• Given request: Pull out all lines from the listing below in which the word "Incoming" appears.

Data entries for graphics
──────

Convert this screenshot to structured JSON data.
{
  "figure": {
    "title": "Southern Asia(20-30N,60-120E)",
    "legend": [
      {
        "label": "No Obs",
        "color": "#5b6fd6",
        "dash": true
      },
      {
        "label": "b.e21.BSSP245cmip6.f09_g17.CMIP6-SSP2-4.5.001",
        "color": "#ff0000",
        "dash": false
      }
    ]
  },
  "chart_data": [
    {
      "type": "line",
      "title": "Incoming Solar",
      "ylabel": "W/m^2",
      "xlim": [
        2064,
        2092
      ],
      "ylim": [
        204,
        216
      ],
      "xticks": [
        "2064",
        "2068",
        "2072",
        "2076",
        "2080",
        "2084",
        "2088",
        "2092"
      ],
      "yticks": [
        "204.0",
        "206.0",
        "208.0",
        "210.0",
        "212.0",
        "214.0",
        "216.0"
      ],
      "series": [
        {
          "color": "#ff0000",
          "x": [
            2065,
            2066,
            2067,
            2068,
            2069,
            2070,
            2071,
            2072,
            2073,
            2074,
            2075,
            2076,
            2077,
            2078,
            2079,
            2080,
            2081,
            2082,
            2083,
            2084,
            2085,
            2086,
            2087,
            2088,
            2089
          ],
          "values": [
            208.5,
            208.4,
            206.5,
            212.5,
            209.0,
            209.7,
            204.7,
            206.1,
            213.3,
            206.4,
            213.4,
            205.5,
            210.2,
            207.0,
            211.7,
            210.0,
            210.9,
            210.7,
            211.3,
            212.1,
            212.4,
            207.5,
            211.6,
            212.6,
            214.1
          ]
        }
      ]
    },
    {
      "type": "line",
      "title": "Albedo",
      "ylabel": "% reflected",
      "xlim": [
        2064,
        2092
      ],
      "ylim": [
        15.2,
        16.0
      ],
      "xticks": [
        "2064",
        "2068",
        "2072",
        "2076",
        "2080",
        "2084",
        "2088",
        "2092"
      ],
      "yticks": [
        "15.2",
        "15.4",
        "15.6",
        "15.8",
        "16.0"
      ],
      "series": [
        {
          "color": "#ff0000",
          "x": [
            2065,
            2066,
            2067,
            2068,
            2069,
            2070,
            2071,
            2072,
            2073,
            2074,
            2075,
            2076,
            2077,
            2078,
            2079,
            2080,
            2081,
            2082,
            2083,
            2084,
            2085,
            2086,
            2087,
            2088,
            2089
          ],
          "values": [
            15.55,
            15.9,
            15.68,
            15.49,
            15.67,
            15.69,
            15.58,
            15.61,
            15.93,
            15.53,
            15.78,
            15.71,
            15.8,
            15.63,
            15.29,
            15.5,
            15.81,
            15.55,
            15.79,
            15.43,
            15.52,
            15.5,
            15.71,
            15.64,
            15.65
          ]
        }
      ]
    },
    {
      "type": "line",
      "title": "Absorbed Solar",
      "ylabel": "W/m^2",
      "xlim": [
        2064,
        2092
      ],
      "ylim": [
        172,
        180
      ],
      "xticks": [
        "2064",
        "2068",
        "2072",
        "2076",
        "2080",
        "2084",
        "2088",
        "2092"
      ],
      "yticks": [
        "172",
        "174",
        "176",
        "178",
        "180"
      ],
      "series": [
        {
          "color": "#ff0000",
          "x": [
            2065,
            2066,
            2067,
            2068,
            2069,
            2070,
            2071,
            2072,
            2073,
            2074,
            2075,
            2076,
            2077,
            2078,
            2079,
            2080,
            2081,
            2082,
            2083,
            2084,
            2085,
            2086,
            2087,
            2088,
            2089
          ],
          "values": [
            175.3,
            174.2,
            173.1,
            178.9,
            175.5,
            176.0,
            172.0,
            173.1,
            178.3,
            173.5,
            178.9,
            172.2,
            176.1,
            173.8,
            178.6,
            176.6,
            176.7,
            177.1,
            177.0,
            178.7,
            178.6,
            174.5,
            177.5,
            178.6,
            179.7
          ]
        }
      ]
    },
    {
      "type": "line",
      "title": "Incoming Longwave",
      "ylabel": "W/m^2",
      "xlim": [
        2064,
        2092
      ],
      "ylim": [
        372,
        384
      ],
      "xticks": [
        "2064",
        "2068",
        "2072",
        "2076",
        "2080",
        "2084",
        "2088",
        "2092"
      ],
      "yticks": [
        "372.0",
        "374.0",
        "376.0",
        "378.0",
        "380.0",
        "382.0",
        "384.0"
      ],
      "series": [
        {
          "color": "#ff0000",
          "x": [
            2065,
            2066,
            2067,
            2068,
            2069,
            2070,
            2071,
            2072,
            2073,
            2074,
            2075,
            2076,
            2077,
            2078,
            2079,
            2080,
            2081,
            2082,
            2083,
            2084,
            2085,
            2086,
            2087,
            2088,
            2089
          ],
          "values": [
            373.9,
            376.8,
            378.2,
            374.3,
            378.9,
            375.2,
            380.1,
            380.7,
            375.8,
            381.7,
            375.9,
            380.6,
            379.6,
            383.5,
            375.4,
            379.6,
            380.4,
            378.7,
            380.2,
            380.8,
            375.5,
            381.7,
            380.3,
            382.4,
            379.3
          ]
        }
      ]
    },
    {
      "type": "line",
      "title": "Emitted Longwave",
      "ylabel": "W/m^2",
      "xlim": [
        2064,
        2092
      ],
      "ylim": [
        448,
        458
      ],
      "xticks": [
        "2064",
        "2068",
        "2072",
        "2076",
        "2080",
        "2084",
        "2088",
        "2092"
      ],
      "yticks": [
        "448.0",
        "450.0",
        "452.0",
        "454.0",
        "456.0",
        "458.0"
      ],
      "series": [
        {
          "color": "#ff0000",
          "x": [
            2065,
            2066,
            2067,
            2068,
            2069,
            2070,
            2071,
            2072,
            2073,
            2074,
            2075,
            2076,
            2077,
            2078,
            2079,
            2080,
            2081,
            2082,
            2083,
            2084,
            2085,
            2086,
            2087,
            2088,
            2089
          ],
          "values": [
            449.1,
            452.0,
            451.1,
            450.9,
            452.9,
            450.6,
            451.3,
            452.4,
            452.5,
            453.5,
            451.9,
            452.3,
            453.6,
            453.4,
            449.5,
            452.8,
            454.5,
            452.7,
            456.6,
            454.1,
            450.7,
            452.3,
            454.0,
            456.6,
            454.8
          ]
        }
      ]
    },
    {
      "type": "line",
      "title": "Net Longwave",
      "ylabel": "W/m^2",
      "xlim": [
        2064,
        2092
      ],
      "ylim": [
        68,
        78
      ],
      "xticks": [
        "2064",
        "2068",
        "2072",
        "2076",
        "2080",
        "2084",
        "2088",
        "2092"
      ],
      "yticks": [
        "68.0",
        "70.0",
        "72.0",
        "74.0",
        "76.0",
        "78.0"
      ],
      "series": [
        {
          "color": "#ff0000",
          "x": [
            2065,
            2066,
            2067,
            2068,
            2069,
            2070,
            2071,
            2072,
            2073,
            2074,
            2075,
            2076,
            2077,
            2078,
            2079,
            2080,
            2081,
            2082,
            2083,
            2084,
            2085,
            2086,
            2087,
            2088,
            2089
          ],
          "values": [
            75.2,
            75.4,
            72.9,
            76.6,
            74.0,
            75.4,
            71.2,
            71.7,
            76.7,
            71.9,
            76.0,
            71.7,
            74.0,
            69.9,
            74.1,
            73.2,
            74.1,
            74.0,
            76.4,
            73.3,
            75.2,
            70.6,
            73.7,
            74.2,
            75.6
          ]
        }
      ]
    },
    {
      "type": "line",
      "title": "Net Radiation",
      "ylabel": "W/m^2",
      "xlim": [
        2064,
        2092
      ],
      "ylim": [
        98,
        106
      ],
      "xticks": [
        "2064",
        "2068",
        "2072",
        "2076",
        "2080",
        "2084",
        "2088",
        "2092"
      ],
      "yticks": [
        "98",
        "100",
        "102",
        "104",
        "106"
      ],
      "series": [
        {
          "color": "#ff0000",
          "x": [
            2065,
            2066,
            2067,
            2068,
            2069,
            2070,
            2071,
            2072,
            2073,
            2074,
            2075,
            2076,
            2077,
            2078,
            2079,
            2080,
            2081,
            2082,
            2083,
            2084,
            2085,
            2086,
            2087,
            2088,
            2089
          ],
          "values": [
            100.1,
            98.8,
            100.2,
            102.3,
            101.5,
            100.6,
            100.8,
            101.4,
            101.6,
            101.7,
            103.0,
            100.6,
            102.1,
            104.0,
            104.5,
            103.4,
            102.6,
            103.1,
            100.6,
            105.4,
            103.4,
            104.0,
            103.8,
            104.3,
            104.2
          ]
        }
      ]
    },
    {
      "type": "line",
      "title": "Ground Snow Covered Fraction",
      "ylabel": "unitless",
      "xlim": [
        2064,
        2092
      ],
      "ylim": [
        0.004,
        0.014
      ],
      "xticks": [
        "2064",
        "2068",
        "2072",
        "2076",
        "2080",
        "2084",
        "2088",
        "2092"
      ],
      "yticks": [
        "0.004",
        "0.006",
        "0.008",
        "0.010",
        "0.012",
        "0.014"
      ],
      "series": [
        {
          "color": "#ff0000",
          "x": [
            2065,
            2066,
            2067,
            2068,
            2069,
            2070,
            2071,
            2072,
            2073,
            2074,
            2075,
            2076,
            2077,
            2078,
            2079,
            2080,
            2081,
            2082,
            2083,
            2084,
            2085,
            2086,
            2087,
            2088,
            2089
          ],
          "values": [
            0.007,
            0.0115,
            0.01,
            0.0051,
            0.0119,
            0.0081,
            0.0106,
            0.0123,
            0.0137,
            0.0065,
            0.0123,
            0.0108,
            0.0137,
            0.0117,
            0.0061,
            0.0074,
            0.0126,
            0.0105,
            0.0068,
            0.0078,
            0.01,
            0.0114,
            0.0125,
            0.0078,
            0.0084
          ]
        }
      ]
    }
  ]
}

──────

• The answer:
      "title": "Incoming Solar",
      "title": "Incoming Longwave",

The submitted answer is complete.